● SOURCE DOCUMENT:
......
Explore the database below to see how BMI requirements for gender-affirming surgeries vary across providers. A BMI value of 0 indicates that the provider does not enforce a BMI limit. You can sort and filter the table by any field to find the information most relevant to you.


Relevant Studies

Should BMI Help Determine Gender-Affirming Surgery Candidacy? [FULL TEXT]
Elijah Castle, Laura Kimberly, PhD, MSW, MBE, Gaines Blasdel, Augustus Parker, Rachel Bluebond-Langner, MD, and Lee C. Zhao, MD, MS. AMA J Ethics. 2023;25(7):E496-506.
This article discusses the controversial use of BMI as a measure for determining eligibility for gender-affirming surgeries. The authors argue that BMI is often used as a risk metric for surgery, with higher BMI linked to potential complications like infections or longer recovery times. However, BMI is also criticized for being a poor measure of health on its own, as it doesn’t consider factors like body composition or the complexities of an individual’s health. The use of BMI in surgical decision-making can perpetuate weight stigma, leading to discrimination against fat individuals.

The authors emphasize the importance of considering multiple factors, not just BMI, when determining surgical eligibility. They advocate for a more patient-centered approach where the risks of high BMI are balanced against the benefits of gender-affirming surgery, such as improved quality of life and mental health. Furthermore, it suggests a shared decision-making model, where patients and surgeons collaboratively discuss risks and benefits, rather than relying solely on BMI thresholds.

Weight stigma mitigating approaches to gender-affirming genital surgery. [FULL TEXT]
Castle E, Blasdel G, Shakir NA, Zhao LC, Bluebond-Langner R. Plastic and Aesthetic Research. 2022; 9: 20.
This article discusses the challenges and considerations of using BMI as a factor in determining eligibility for gender-affirming genital surgery. It critiques BMI as an outdated and flawed metric that does not accurately reflect an individual’s overall health or body composition, such as fat distribution. Regarding surgery, BMI is often used as a guideline because it is easy to measure, but high BMI is associated with increased surgical risks, such as complications with anesthesia, infections, longer surgery times, and more difficult procedures. In gender-affirming surgeries, such as phalloplasty or vaginoplasty, a higher BMI can make surgery more technically challenging, especially in areas like the pelvis where fat distribution may interfere with surgical access. There’s limited data specifically on how BMI affects outcomes for trans individuals seeking these surgeries, and more research is needed.

Is a BMI Cutoff for Gender Affirmation Surgery Scientifically Supported? [FULL TEXT PDF]
Erin Carter, Salt Lake City, UT; Dr. Michael Safir, Dr. Ashley DeLeon, Dr. Curtis Crane, Dr. Richard Santucci.
......
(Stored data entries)

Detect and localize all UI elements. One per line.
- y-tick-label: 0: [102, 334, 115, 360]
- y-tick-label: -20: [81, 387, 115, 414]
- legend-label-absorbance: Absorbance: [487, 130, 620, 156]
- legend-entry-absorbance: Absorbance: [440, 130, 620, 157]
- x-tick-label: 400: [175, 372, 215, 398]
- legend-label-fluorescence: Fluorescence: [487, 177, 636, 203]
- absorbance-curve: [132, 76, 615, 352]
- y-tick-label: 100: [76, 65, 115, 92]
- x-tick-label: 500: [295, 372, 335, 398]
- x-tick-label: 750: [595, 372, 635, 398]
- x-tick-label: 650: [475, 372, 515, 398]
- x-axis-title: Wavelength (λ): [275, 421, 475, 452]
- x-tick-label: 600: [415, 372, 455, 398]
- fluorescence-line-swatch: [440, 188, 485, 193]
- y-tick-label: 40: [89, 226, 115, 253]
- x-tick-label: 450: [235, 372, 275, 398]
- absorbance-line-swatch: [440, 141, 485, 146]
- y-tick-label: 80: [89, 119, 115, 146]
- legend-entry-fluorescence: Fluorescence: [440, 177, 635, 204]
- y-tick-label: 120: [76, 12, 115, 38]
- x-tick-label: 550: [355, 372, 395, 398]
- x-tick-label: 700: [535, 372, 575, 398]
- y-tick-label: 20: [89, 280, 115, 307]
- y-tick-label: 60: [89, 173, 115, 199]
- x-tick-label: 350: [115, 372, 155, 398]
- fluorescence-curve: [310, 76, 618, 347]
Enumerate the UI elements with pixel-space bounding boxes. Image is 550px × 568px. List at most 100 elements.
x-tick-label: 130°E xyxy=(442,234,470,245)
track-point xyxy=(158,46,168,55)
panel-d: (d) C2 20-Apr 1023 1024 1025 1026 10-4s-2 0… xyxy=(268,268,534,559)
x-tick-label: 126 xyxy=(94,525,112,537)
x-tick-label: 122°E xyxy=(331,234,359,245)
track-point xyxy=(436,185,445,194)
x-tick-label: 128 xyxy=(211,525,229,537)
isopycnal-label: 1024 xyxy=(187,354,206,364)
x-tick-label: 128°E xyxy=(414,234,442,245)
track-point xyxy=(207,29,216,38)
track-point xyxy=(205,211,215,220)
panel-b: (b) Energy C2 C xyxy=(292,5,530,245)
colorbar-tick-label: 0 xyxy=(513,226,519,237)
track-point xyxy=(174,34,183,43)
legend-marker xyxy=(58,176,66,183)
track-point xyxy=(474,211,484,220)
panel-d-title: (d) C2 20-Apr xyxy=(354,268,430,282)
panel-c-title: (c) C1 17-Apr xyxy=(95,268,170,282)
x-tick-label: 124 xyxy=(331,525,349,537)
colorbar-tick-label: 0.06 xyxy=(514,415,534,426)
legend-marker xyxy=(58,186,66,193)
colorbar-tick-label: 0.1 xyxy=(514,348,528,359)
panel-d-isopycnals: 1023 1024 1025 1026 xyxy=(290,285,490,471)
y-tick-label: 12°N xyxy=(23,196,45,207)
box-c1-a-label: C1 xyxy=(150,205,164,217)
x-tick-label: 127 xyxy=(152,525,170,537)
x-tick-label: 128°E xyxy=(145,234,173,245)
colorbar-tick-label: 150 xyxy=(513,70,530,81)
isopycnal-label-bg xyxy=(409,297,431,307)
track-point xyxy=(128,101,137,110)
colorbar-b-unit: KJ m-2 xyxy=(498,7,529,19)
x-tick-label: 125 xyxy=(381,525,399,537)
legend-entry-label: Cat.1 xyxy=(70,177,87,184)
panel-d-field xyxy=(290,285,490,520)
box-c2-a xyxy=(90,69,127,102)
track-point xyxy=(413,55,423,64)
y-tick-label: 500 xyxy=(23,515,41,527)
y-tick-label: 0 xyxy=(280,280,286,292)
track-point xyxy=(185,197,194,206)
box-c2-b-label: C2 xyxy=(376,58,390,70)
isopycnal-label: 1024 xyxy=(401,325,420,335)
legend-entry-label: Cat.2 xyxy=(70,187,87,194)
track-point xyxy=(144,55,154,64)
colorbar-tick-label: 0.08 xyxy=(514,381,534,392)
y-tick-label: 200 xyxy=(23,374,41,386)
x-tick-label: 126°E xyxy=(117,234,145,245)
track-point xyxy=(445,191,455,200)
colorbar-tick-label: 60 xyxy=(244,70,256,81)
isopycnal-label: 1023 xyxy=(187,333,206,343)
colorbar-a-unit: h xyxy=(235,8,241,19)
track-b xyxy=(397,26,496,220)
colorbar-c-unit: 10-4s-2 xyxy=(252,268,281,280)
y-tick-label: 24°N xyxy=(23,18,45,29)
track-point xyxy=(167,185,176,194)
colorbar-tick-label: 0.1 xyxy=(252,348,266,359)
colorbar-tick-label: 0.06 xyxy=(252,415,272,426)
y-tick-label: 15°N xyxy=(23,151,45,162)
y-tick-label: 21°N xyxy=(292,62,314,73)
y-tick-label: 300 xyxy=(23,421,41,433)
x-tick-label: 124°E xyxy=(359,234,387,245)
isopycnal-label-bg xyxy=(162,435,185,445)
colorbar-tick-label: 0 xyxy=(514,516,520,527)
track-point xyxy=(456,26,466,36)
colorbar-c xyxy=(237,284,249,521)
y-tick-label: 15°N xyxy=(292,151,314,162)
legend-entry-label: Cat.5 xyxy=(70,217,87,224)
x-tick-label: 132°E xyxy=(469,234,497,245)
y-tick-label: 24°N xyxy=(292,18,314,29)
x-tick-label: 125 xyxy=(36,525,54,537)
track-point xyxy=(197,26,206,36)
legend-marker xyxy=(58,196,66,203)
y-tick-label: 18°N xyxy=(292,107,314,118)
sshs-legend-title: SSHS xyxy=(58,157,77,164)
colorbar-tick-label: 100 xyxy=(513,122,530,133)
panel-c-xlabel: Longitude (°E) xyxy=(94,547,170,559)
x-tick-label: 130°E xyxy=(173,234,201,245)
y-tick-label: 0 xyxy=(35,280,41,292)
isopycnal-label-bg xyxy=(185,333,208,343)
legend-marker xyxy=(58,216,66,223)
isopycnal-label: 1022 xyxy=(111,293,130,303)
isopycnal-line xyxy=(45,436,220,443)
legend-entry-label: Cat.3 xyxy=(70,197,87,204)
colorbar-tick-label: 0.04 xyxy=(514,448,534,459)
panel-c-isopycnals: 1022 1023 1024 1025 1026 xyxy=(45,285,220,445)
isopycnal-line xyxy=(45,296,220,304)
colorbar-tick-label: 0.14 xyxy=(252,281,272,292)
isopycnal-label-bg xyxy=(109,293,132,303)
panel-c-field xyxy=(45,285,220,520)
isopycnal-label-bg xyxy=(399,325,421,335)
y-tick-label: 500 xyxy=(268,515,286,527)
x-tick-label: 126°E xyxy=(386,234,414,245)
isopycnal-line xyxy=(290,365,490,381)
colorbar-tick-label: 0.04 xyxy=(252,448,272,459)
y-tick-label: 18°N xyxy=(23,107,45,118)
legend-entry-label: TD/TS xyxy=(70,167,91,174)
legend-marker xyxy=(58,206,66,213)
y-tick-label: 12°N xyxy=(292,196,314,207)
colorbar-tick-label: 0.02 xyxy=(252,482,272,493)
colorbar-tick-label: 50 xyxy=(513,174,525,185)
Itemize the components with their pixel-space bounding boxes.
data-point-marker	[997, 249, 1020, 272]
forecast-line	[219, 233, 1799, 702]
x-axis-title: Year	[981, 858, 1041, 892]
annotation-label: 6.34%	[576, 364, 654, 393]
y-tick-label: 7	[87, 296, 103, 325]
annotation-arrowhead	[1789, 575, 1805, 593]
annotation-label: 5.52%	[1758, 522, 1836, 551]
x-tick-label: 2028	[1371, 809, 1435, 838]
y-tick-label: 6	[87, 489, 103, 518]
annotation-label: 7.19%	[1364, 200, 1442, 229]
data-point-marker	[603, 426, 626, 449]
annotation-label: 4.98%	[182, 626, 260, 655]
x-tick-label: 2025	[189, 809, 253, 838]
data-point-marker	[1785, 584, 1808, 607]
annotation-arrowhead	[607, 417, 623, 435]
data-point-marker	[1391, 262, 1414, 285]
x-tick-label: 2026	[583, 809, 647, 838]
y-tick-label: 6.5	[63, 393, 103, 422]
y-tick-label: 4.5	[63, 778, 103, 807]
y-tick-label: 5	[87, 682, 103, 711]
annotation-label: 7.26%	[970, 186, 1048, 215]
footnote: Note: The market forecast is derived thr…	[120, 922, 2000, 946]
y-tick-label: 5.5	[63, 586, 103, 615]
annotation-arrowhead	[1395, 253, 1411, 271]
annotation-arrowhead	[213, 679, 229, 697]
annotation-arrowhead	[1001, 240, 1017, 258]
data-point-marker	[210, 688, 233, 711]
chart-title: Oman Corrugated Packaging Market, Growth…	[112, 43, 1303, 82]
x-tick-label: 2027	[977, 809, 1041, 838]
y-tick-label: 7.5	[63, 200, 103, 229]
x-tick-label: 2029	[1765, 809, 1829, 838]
......
● WHAT YOU NEED TO DO:
1. In the text on BMI and gender-affirming surgery, what does a BMI value of 0 indicate?
2. From the text on BMI and gender-affirming surgery, copy the stretch from "Is a BMI Cutoff" through "Dr. Richard Santucci.".

● YOUR WRITTEN ANSWERS:
1. It indicates that the provider does not enforce a BMI limit.

2.
Is a BMI Cutoff for Gender Affirmation Surgery Scientifically Supported? [FULL TEXT PDF]
Erin Carter, Salt Lake City, UT; Dr. Michael Safir, Dr. Ashley DeLeon, Dr. Curtis Crane, Dr. Richard Santucci.